▶ _Work to do_:
Quote the data below in full, please, without altering anything.
───── Input data ─────
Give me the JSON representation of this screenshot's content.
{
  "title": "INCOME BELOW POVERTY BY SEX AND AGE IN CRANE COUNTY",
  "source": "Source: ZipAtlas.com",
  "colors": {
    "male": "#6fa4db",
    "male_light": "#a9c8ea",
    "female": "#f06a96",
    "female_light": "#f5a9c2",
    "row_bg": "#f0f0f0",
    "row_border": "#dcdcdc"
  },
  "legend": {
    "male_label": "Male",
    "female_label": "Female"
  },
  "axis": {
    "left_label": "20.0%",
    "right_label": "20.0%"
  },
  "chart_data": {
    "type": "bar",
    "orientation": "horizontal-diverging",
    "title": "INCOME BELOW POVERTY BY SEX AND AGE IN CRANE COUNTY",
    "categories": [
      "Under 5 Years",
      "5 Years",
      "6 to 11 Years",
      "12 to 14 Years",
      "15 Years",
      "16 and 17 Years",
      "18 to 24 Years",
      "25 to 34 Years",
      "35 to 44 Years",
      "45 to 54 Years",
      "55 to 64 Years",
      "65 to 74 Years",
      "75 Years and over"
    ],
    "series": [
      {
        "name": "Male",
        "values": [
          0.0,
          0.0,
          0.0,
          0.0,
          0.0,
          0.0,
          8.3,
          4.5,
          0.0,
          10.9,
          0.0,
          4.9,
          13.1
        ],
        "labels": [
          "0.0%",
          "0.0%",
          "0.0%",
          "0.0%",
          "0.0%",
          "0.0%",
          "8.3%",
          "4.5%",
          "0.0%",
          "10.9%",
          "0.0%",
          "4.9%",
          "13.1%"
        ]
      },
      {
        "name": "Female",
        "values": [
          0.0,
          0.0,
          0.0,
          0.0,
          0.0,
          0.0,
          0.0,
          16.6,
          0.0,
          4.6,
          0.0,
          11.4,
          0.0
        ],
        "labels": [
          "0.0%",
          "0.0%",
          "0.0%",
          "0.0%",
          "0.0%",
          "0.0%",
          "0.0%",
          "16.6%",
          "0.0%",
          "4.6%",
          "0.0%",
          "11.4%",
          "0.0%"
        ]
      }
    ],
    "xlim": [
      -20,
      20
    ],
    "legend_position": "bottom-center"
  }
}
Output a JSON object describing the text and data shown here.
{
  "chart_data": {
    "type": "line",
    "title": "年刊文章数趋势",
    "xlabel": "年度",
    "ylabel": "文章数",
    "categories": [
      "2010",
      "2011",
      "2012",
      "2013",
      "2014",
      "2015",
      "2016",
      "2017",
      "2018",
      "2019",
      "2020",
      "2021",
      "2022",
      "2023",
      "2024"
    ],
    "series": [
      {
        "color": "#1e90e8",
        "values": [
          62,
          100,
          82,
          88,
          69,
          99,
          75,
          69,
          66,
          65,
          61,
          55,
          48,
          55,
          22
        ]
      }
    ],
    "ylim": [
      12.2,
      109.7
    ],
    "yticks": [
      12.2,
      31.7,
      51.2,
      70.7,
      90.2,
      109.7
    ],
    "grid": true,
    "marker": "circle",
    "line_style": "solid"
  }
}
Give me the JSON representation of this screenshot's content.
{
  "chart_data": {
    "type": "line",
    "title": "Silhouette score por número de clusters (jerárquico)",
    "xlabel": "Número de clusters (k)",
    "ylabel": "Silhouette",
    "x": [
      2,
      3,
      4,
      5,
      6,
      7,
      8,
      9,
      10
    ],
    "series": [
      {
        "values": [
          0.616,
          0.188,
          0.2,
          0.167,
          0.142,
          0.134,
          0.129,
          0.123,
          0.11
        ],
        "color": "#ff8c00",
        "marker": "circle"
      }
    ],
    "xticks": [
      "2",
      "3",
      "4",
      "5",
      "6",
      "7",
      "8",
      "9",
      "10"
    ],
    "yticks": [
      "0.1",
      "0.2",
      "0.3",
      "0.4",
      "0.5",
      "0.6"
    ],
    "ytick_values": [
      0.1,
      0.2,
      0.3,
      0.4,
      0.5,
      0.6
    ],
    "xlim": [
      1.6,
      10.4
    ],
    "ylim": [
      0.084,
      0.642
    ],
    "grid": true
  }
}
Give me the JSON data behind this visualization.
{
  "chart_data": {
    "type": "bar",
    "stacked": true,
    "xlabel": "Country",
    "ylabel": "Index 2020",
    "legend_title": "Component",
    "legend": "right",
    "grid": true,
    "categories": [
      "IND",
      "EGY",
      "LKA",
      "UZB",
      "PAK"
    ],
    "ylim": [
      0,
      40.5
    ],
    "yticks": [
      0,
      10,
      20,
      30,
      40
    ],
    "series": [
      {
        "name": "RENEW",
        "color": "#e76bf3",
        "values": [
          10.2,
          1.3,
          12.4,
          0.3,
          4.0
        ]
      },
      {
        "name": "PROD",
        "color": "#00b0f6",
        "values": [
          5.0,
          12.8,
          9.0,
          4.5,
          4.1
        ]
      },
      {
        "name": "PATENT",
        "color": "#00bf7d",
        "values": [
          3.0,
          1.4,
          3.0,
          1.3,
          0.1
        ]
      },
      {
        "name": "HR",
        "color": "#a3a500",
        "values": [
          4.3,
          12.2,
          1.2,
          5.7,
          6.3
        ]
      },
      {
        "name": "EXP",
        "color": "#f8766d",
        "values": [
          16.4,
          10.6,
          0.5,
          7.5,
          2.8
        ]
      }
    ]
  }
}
─────
▶ _Answer for the task_:
Give me the JSON representation of this screenshot's content.
{
  "title": "INCOME BELOW POVERTY BY SEX AND AGE IN CRANE COUNTY",
  "source": "Source: ZipAtlas.com",
  "colors": {
    "male": "#6fa4db",
    "male_light": "#a9c8ea",
    "female": "#f06a96",
    "female_light": "#f5a9c2",
    "row_bg": "#f0f0f0",
    "row_border": "#dcdcdc"
  },
  "legend": {
    "male_label": "Male",
    "female_label": "Female"
  },
  "axis": {
    "left_label": "20.0%",
    "right_label": "20.0%"
  },
  "chart_data": {
    "type": "bar",
    "orientation": "horizontal-diverging",
    "title": "INCOME BELOW POVERTY BY SEX AND AGE IN CRANE COUNTY",
    "categories": [
      "Under 5 Years",
      "5 Years",
      "6 to 11 Years",
      "12 to 14 Years",
      "15 Years",
      "16 and 17 Years",
      "18 to 24 Years",
      "25 to 34 Years",
      "35 to 44 Years",
      "45 to 54 Years",
      "55 to 64 Years",
      "65 to 74 Years",
      "75 Years and over"
    ],
    "series": [
      {
        "name": "Male",
        "values": [
          0.0,
          0.0,
          0.0,
          0.0,
          0.0,
          0.0,
          8.3,
          4.5,
          0.0,
          10.9,
          0.0,
          4.9,
          13.1
        ],
        "labels": [
          "0.0%",
          "0.0%",
          "0.0%",
          "0.0%",
          "0.0%",
          "0.0%",
          "8.3%",
          "4.5%",
          "0.0%",
          "10.9%",
          "0.0%",
          "4.9%",
          "13.1%"
        ]
      },
      {
        "name": "Female",
        "values": [
          0.0,
          0.0,
          0.0,
          0.0,
          0.0,
          0.0,
          0.0,
          16.6,
          0.0,
          4.6,
          0.0,
          11.4,
          0.0
        ],
        "labels": [
          "0.0%",
          "0.0%",
          "0.0%",
          "0.0%",
          "0.0%",
          "0.0%",
          "0.0%",
          "16.6%",
          "0.0%",
          "4.6%",
          "0.0%",
          "11.4%",
          "0.0%"
        ]
      }
    ],
    "xlim": [
      -20,
      20
    ],
    "legend_position": "bottom-center"
  }
}
Output a JSON object describing the text and data shown here.
{
  "chart_data": {
    "type": "line",
    "title": "年刊文章数趋势",
    "xlabel": "年度",
    "ylabel": "文章数",
    "categories": [
      "2010",
      "2011",
      "2012",
      "2013",
      "2014",
      "2015",
      "2016",
      "2017",
      "2018",
      "2019",
      "2020",
      "2021",
      "2022",
      "2023",
      "2024"
    ],
    "series": [
      {
        "color": "#1e90e8",
        "values": [
          62,
          100,
          82,
          88,
          69,
          99,
          75,
          69,
          66,
          65,
          61,
          55,
          48,
          55,
          22
        ]
      }
    ],
    "ylim": [
      12.2,
      109.7
    ],
    "yticks": [
      12.2,
      31.7,
      51.2,
      70.7,
      90.2,
      109.7
    ],
    "grid": true,
    "marker": "circle",
    "line_style": "solid"
  }
}
Give me the JSON representation of this screenshot's content.
{
  "chart_data": {
    "type": "line",
    "title": "Silhouette score por número de clusters (jerárquico)",
    "xlabel": "Número de clusters (k)",
    "ylabel": "Silhouette",
    "x": [
      2,
      3,
      4,
      5,
      6,
      7,
      8,
      9,
      10
    ],
    "series": [
      {
        "values": [
          0.616,
          0.188,
          0.2,
          0.167,
          0.142,
          0.134,
          0.129,
          0.123,
          0.11
        ],
        "color": "#ff8c00",
        "marker": "circle"
      }
    ],
    "xticks": [
      "2",
      "3",
      "4",
      "5",
      "6",
      "7",
      "8",
      "9",
      "10"
    ],
    "yticks": [
      "0.1",
      "0.2",
      "0.3",
      "0.4",
      "0.5",
      "0.6"
    ],
    "ytick_values": [
      0.1,
      0.2,
      0.3,
      0.4,
      0.5,
      0.6
    ],
    "xlim": [
      1.6,
      10.4
    ],
    "ylim": [
      0.084,
      0.642
    ],
    "grid": true
  }
}
Give me the JSON data behind this visualization.
{
  "chart_data": {
    "type": "bar",
    "stacked": true,
    "xlabel": "Country",
    "ylabel": "Index 2020",
    "legend_title": "Component",
    "legend": "right",
    "grid": true,
    "categories": [
      "IND",
      "EGY",
      "LKA",
      "UZB",
      "PAK"
    ],
    "ylim": [
      0,
      40.5
    ],
    "yticks": [
      0,
      10,
      20,
      30,
      40
    ],
    "series": [
      {
        "name": "RENEW",
        "color": "#e76bf3",
        "values": [
          10.2,
          1.3,
          12.4,
          0.3,
          4.0
        ]
      },
      {
        "name": "PROD",
        "color": "#00b0f6",
        "values": [
          5.0,
          12.8,
          9.0,
          4.5,
          4.1
        ]
      },
      {
        "name": "PATENT",
        "color": "#00bf7d",
        "values": [
          3.0,
          1.4,
          3.0,
          1.3,
          0.1
        ]
      },
      {
        "name": "HR",
        "color": "#a3a500",
        "values": [
          4.3,
          12.2,
          1.2,
          5.7,
          6.3
        ]
      },
      {
        "name": "EXP",
        "color": "#f8766d",
        "values": [
          16.4,
          10.6,
          0.5,
          7.5,
          2.8
        ]
      }
    ]
  }
}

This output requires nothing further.